__The task__: Return every line of the entries below as they stand, with the pictures left out.

──────────────────────────────

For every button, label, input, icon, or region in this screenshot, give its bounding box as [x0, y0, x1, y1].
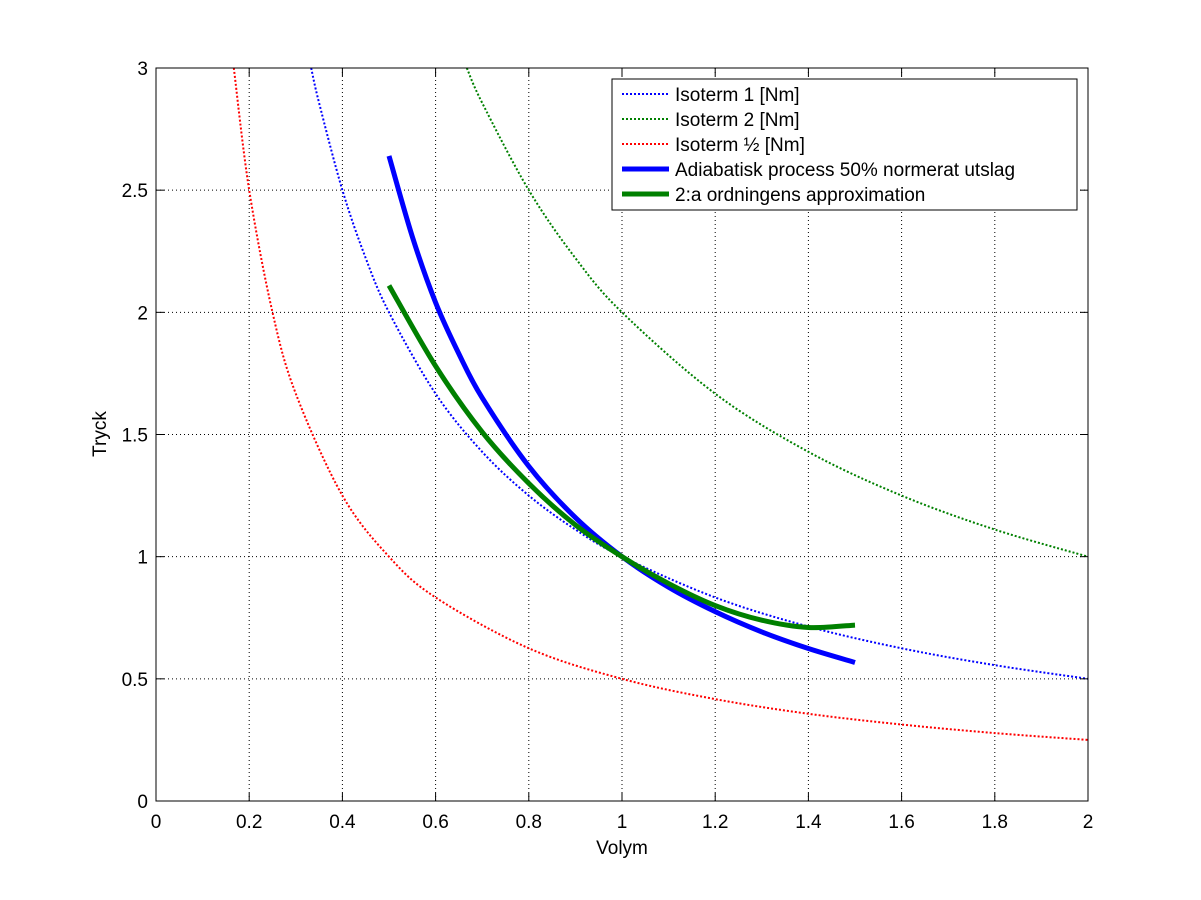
x-tick-label: 2 [1083, 812, 1094, 833]
x-axis-title: Volym [596, 838, 648, 859]
series-line-3 [386, 155, 856, 665]
x-tick-label: 1 [617, 812, 628, 833]
x-tick-label: 0.8 [516, 812, 542, 833]
legend-label-4: 2:a ordningens approximation [675, 185, 925, 206]
x-tick-label: 1.6 [888, 812, 914, 833]
y-axis-title: Tryck [90, 411, 111, 457]
series-line-1 [465, 68, 1088, 558]
y-tick-label: 2.5 [122, 181, 148, 202]
x-tick-label: 0 [151, 812, 162, 833]
legend-label-2: Isoterm ½ [Nm] [675, 135, 805, 156]
x-tick-label: 1.8 [982, 812, 1008, 833]
legend-label-3: Adiabatisk process 50% normerat utslag [675, 160, 1015, 181]
series-line-2 [232, 68, 1088, 741]
x-tick-label: 0.6 [422, 812, 448, 833]
y-tick-label: 1 [137, 548, 148, 569]
y-tick-label: 3 [137, 59, 148, 80]
y-tick-label: 2 [137, 303, 148, 324]
y-tick-label: 1.5 [122, 426, 148, 447]
series-line-4 [386, 284, 856, 631]
y-tick-label: 0 [137, 792, 148, 813]
x-tick-label: 1.4 [795, 812, 822, 833]
x-tick-label: 0.2 [236, 812, 262, 833]
ticks: 0 0.2 0.4 0.6 0.8 1 1.2 1.4 1.6 1.8 2 0 0.5 1 1.5 2 2.5 3 [122, 59, 1094, 833]
x-tick-label: 1.2 [702, 812, 728, 833]
legend-label-0: Isoterm 1 [Nm] [675, 85, 800, 106]
legend-box [611, 78, 1078, 211]
series-line-0 [310, 68, 1088, 680]
y-tick-label: 0.5 [122, 670, 148, 691]
series-group [232, 68, 1088, 741]
legend-label-1: Isoterm 2 [Nm] [675, 110, 800, 131]
legend: Isoterm 1 [Nm] Isoterm 2 [Nm] Isoterm ½ [N… [611, 78, 1078, 211]
x-tick-label: 0.4 [329, 812, 356, 833]
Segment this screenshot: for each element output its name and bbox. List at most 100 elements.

──────────────────────────────

__Exercise response__:
For every button, label, input, icon, or region in this screenshot, give its bounding box as [x0, y0, x1, y1].
x-tick-label: 2 [1083, 812, 1094, 833]
x-axis-title: Volym [596, 838, 648, 859]
series-line-3 [386, 155, 856, 665]
x-tick-label: 1 [617, 812, 628, 833]
x-tick-label: 0.8 [516, 812, 542, 833]
legend-label-4: 2:a ordningens approximation [675, 185, 925, 206]
x-tick-label: 1.6 [888, 812, 914, 833]
y-axis-title: Tryck [90, 411, 111, 457]
series-line-1 [465, 68, 1088, 558]
y-tick-label: 2.5 [122, 181, 148, 202]
x-tick-label: 0 [151, 812, 162, 833]
legend-label-2: Isoterm ½ [Nm] [675, 135, 805, 156]
x-tick-label: 1.8 [982, 812, 1008, 833]
legend-label-3: Adiabatisk process 50% normerat utslag [675, 160, 1015, 181]
series-line-2 [232, 68, 1088, 741]
x-tick-label: 0.6 [422, 812, 448, 833]
y-tick-label: 1 [137, 548, 148, 569]
y-tick-label: 3 [137, 59, 148, 80]
y-tick-label: 2 [137, 303, 148, 324]
y-tick-label: 1.5 [122, 426, 148, 447]
series-line-4 [386, 284, 856, 631]
y-tick-label: 0 [137, 792, 148, 813]
x-tick-label: 1.4 [795, 812, 822, 833]
x-tick-label: 0.2 [236, 812, 262, 833]
ticks: 0 0.2 0.4 0.6 0.8 1 1.2 1.4 1.6 1.8 2 0 0.5 1 1.5 2 2.5 3 [122, 59, 1094, 833]
x-tick-label: 1.2 [702, 812, 728, 833]
legend-label-0: Isoterm 1 [Nm] [675, 85, 800, 106]
legend-box [611, 78, 1078, 211]
series-line-0 [310, 68, 1088, 680]
y-tick-label: 0.5 [122, 670, 148, 691]
series-group [232, 68, 1088, 741]
legend-label-1: Isoterm 2 [Nm] [675, 110, 800, 131]
legend: Isoterm 1 [Nm] Isoterm 2 [Nm] Isoterm ½ [N… [611, 78, 1078, 211]
x-tick-label: 0.4 [329, 812, 356, 833]
Segment this screenshot: for each element output its name and bbox. List at most 100 elements.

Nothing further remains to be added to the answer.